Return the whole listing, keeping every character the same.
--- START OF Data for this exercise ---
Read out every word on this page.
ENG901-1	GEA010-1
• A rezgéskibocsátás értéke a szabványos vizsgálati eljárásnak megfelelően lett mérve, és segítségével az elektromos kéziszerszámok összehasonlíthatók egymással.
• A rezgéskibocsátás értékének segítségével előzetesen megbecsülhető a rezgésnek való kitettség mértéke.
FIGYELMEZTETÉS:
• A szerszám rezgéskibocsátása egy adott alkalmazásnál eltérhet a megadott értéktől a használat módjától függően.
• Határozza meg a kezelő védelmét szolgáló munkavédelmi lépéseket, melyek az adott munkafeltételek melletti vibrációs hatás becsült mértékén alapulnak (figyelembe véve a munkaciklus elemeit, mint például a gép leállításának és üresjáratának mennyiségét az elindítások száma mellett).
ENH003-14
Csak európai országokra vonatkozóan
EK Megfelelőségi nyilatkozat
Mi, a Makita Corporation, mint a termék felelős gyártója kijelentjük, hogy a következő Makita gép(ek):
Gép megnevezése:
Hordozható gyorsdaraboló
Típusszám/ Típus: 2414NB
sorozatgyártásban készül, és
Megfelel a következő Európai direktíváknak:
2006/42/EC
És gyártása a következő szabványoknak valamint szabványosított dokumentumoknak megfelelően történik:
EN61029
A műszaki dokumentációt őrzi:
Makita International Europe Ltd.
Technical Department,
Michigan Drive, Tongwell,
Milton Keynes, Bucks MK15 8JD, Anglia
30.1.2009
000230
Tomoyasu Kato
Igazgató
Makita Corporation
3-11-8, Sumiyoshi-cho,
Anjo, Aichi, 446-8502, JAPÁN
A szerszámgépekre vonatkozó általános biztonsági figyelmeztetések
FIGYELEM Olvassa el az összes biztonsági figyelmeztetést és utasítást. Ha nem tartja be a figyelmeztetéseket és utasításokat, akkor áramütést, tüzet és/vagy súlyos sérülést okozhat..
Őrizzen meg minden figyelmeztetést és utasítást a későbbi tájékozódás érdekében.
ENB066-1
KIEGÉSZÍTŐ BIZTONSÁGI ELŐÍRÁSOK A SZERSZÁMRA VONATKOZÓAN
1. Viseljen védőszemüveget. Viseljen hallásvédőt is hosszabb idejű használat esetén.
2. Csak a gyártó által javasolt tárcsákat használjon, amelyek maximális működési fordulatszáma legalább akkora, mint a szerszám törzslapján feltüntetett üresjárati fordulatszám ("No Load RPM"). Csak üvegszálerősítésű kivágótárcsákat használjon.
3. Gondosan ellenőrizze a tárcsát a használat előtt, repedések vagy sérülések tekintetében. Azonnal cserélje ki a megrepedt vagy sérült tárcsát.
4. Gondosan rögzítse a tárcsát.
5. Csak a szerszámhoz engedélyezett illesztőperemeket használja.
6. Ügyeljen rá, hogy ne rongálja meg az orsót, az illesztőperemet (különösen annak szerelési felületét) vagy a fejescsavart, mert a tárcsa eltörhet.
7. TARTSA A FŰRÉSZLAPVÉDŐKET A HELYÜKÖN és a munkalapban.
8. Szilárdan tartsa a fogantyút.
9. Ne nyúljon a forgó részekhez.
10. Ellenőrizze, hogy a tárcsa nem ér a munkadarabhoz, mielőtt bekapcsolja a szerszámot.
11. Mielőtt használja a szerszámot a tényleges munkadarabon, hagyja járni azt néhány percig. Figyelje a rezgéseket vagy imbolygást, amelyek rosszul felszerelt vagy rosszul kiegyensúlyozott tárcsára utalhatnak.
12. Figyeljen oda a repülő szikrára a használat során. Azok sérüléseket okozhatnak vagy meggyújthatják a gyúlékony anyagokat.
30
--- END OF Data for this exercise ---
* Full answer *
Read out every word on this page.
ENG901-1	GEA010-1
• A rezgéskibocsátás értéke a szabványos vizsgálati eljárásnak megfelelően lett mérve, és segítségével az elektromos kéziszerszámok összehasonlíthatók egymással.
• A rezgéskibocsátás értékének segítségével előzetesen megbecsülhető a rezgésnek való kitettség mértéke.
FIGYELMEZTETÉS:
• A szerszám rezgéskibocsátása egy adott alkalmazásnál eltérhet a megadott értéktől a használat módjától függően.
• Határozza meg a kezelő védelmét szolgáló munkavédelmi lépéseket, melyek az adott munkafeltételek melletti vibrációs hatás becsült mértékén alapulnak (figyelembe véve a munkaciklus elemeit, mint például a gép leállításának és üresjáratának mennyiségét az elindítások száma mellett).
ENH003-14
Csak európai országokra vonatkozóan
EK Megfelelőségi nyilatkozat
Mi, a Makita Corporation, mint a termék felelős gyártója kijelentjük, hogy a következő Makita gép(ek):
Gép megnevezése:
Hordozható gyorsdaraboló
Típusszám/ Típus: 2414NB
sorozatgyártásban készül, és
Megfelel a következő Európai direktíváknak:
2006/42/EC
És gyártása a következő szabványoknak valamint szabványosított dokumentumoknak megfelelően történik:
EN61029
A műszaki dokumentációt őrzi:
Makita International Europe Ltd.
Technical Department,
Michigan Drive, Tongwell,
Milton Keynes, Bucks MK15 8JD, Anglia
30.1.2009
000230
Tomoyasu Kato
Igazgató
Makita Corporation
3-11-8, Sumiyoshi-cho,
Anjo, Aichi, 446-8502, JAPÁN
A szerszámgépekre vonatkozó általános biztonsági figyelmeztetések
FIGYELEM Olvassa el az összes biztonsági figyelmeztetést és utasítást. Ha nem tartja be a figyelmeztetéseket és utasításokat, akkor áramütést, tüzet és/vagy súlyos sérülést okozhat..
Őrizzen meg minden figyelmeztetést és utasítást a későbbi tájékozódás érdekében.
ENB066-1
KIEGÉSZÍTŐ BIZTONSÁGI ELŐÍRÁSOK A SZERSZÁMRA VONATKOZÓAN
1. Viseljen védőszemüveget. Viseljen hallásvédőt is hosszabb idejű használat esetén.
2. Csak a gyártó által javasolt tárcsákat használjon, amelyek maximális működési fordulatszáma legalább akkora, mint a szerszám törzslapján feltüntetett üresjárati fordulatszám ("No Load RPM"). Csak üvegszálerősítésű kivágótárcsákat használjon.
3. Gondosan ellenőrizze a tárcsát a használat előtt, repedések vagy sérülések tekintetében. Azonnal cserélje ki a megrepedt vagy sérült tárcsát.
4. Gondosan rögzítse a tárcsát.
5. Csak a szerszámhoz engedélyezett illesztőperemeket használja.
6. Ügyeljen rá, hogy ne rongálja meg az orsót, az illesztőperemet (különösen annak szerelési felületét) vagy a fejescsavart, mert a tárcsa eltörhet.
7. TARTSA A FŰRÉSZLAPVÉDŐKET A HELYÜKÖN és a munkalapban.
8. Szilárdan tartsa a fogantyút.
9. Ne nyúljon a forgó részekhez.
10. Ellenőrizze, hogy a tárcsa nem ér a munkadarabhoz, mielőtt bekapcsolja a szerszámot.
11. Mielőtt használja a szerszámot a tényleges munkadarabon, hagyja járni azt néhány percig. Figyelje a rezgéseket vagy imbolygást, amelyek rosszul felszerelt vagy rosszul kiegyensúlyozott tárcsára utalhatnak.
12. Figyeljen oda a repülő szikrára a használat során. Azok sérüléseket okozhatnak vagy meggyújthatják a gyúlékony anyagokat.
30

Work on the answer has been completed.